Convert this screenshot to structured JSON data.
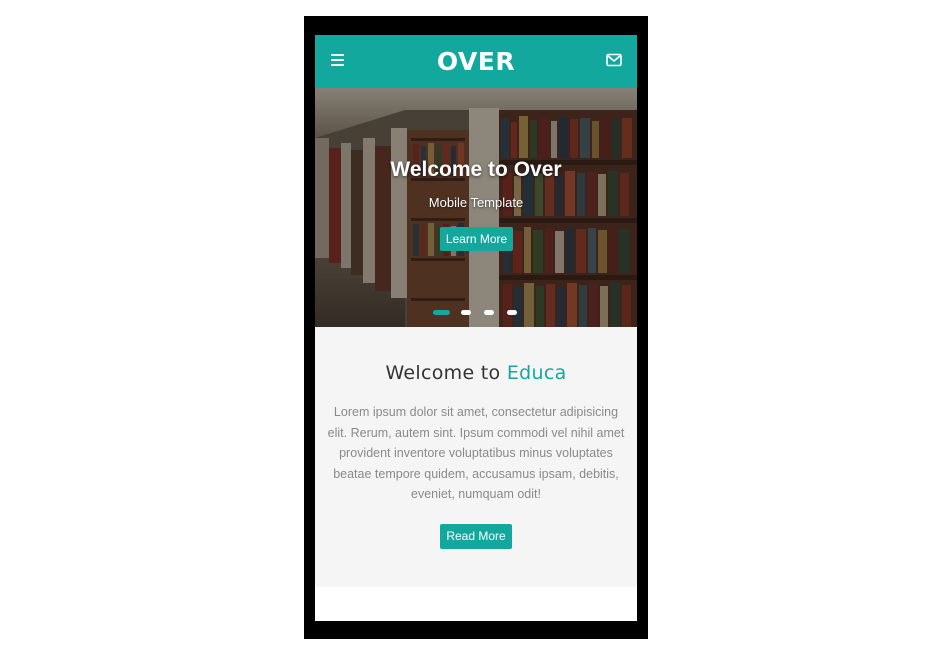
* * *
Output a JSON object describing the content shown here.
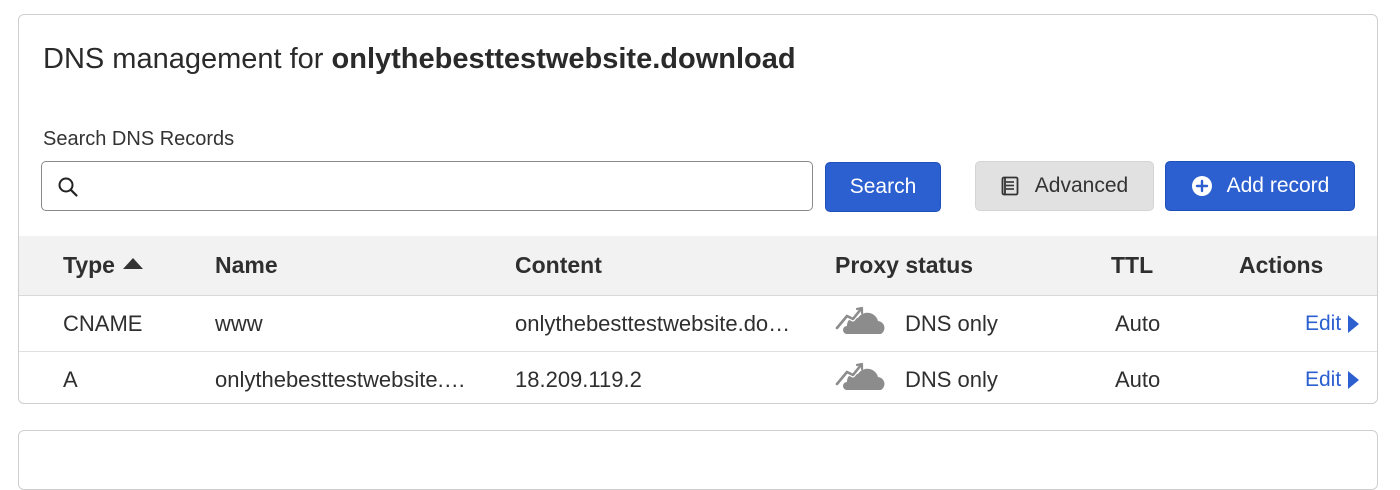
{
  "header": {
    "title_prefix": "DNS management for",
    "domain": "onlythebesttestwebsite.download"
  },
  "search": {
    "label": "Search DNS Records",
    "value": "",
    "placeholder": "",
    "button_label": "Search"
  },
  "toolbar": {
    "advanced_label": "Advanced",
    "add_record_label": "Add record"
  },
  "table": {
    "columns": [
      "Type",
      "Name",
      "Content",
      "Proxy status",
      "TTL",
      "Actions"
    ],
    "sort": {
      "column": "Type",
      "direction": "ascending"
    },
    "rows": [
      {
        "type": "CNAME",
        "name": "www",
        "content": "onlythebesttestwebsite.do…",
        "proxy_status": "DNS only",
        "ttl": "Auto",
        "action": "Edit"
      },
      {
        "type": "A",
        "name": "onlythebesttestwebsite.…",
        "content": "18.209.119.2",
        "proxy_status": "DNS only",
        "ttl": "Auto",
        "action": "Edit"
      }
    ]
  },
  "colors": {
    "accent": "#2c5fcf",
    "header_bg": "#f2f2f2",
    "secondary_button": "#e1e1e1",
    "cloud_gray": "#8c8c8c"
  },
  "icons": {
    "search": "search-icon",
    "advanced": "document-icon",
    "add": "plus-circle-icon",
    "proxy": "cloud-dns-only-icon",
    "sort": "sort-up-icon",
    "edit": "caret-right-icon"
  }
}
...
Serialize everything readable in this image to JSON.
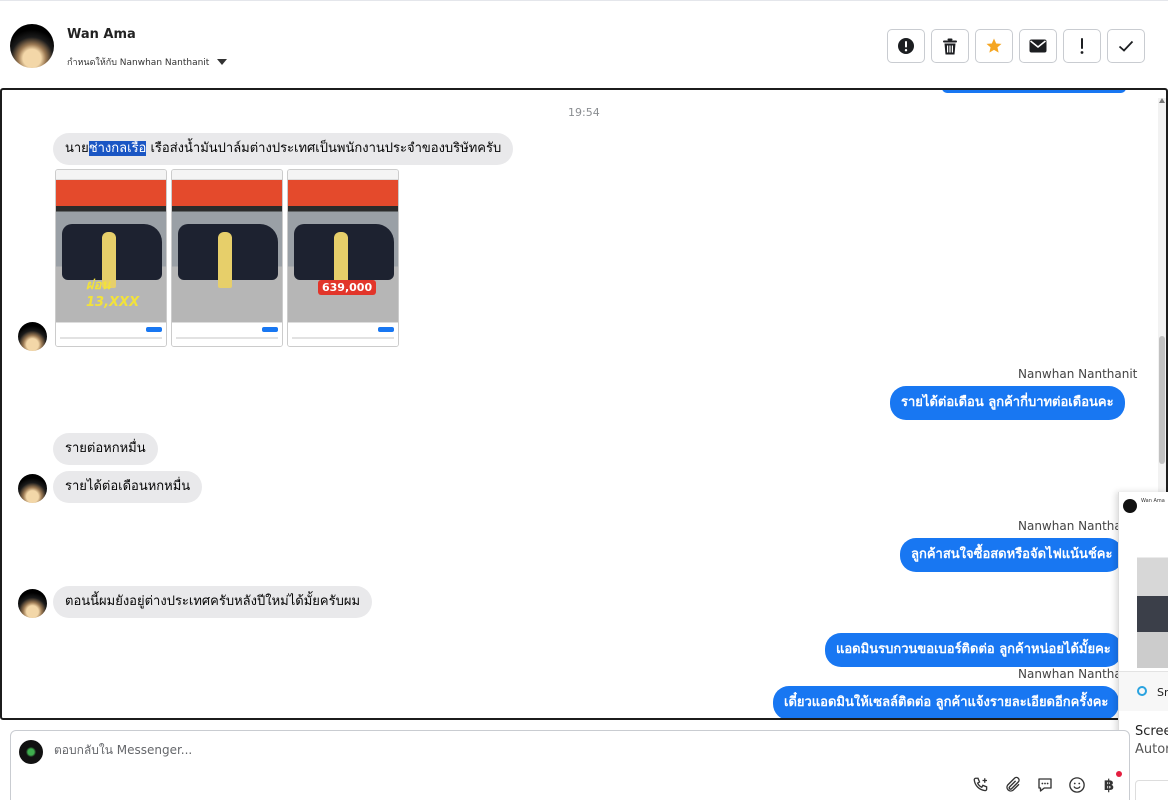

Given exercise. Each line holding "this" must be found and copied.

Complete output.
Convert this screenshot to structured JSON data.
Serialize everything readable in this image to JSON.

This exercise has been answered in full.